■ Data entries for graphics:
[BEGIN]

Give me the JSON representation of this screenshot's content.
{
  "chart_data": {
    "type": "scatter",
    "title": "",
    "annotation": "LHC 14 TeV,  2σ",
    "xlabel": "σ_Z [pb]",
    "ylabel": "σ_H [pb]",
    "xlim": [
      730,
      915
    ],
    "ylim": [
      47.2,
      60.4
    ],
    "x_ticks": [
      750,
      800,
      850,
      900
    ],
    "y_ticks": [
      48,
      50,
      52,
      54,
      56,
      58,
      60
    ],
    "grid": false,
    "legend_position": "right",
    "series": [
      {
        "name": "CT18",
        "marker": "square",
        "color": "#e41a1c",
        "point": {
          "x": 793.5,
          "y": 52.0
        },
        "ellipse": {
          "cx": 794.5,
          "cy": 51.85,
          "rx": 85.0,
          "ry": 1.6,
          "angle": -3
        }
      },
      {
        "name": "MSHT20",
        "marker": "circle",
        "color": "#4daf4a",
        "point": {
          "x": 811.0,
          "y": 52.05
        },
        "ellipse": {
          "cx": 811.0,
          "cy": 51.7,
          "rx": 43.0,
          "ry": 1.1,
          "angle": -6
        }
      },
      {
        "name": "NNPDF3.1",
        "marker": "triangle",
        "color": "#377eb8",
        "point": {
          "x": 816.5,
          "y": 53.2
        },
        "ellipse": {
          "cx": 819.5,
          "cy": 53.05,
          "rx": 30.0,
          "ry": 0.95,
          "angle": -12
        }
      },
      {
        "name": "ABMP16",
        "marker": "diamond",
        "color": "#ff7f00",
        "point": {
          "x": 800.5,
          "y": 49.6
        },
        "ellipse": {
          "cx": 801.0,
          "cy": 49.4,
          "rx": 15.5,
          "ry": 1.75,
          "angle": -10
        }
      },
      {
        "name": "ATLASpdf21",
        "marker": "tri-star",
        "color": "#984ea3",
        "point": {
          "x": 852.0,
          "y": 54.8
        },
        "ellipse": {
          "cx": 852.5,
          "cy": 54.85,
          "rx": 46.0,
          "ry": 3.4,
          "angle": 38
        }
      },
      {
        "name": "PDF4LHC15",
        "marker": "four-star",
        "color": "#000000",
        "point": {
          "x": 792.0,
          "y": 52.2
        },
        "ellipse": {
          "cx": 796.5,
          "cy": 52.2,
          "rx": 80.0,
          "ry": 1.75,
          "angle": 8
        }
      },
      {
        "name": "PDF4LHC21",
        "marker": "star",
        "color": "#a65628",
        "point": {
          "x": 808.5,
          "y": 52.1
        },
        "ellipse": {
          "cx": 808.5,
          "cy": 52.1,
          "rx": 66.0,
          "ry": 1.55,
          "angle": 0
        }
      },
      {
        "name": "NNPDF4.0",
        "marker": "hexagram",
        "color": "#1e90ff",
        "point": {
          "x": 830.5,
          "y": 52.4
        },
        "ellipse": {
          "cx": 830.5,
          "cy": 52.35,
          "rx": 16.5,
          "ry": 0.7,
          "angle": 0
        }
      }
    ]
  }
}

[END]

■ Aim:
Set down all of the records shown above once more, exactly.

■ Solution for this task:
Give me the JSON representation of this screenshot's content.
{
  "chart_data": {
    "type": "scatter",
    "title": "",
    "annotation": "LHC 14 TeV,  2σ",
    "xlabel": "σ_Z [pb]",
    "ylabel": "σ_H [pb]",
    "xlim": [
      730,
      915
    ],
    "ylim": [
      47.2,
      60.4
    ],
    "x_ticks": [
      750,
      800,
      850,
      900
    ],
    "y_ticks": [
      48,
      50,
      52,
      54,
      56,
      58,
      60
    ],
    "grid": false,
    "legend_position": "right",
    "series": [
      {
        "name": "CT18",
        "marker": "square",
        "color": "#e41a1c",
        "point": {
          "x": 793.5,
          "y": 52.0
        },
        "ellipse": {
          "cx": 794.5,
          "cy": 51.85,
          "rx": 85.0,
          "ry": 1.6,
          "angle": -3
        }
      },
      {
        "name": "MSHT20",
        "marker": "circle",
        "color": "#4daf4a",
        "point": {
          "x": 811.0,
          "y": 52.05
        },
        "ellipse": {
          "cx": 811.0,
          "cy": 51.7,
          "rx": 43.0,
          "ry": 1.1,
          "angle": -6
        }
      },
      {
        "name": "NNPDF3.1",
        "marker": "triangle",
        "color": "#377eb8",
        "point": {
          "x": 816.5,
          "y": 53.2
        },
        "ellipse": {
          "cx": 819.5,
          "cy": 53.05,
          "rx": 30.0,
          "ry": 0.95,
          "angle": -12
        }
      },
      {
        "name": "ABMP16",
        "marker": "diamond",
        "color": "#ff7f00",
        "point": {
          "x": 800.5,
          "y": 49.6
        },
        "ellipse": {
          "cx": 801.0,
          "cy": 49.4,
          "rx": 15.5,
          "ry": 1.75,
          "angle": -10
        }
      },
      {
        "name": "ATLASpdf21",
        "marker": "tri-star",
        "color": "#984ea3",
        "point": {
          "x": 852.0,
          "y": 54.8
        },
        "ellipse": {
          "cx": 852.5,
          "cy": 54.85,
          "rx": 46.0,
          "ry": 3.4,
          "angle": 38
        }
      },
      {
        "name": "PDF4LHC15",
        "marker": "four-star",
        "color": "#000000",
        "point": {
          "x": 792.0,
          "y": 52.2
        },
        "ellipse": {
          "cx": 796.5,
          "cy": 52.2,
          "rx": 80.0,
          "ry": 1.75,
          "angle": 8
        }
      },
      {
        "name": "PDF4LHC21",
        "marker": "star",
        "color": "#a65628",
        "point": {
          "x": 808.5,
          "y": 52.1
        },
        "ellipse": {
          "cx": 808.5,
          "cy": 52.1,
          "rx": 66.0,
          "ry": 1.55,
          "angle": 0
        }
      },
      {
        "name": "NNPDF4.0",
        "marker": "hexagram",
        "color": "#1e90ff",
        "point": {
          "x": 830.5,
          "y": 52.4
        },
        "ellipse": {
          "cx": 830.5,
          "cy": 52.35,
          "rx": 16.5,
          "ry": 0.7,
          "angle": 0
        }
      }
    ]
  }
}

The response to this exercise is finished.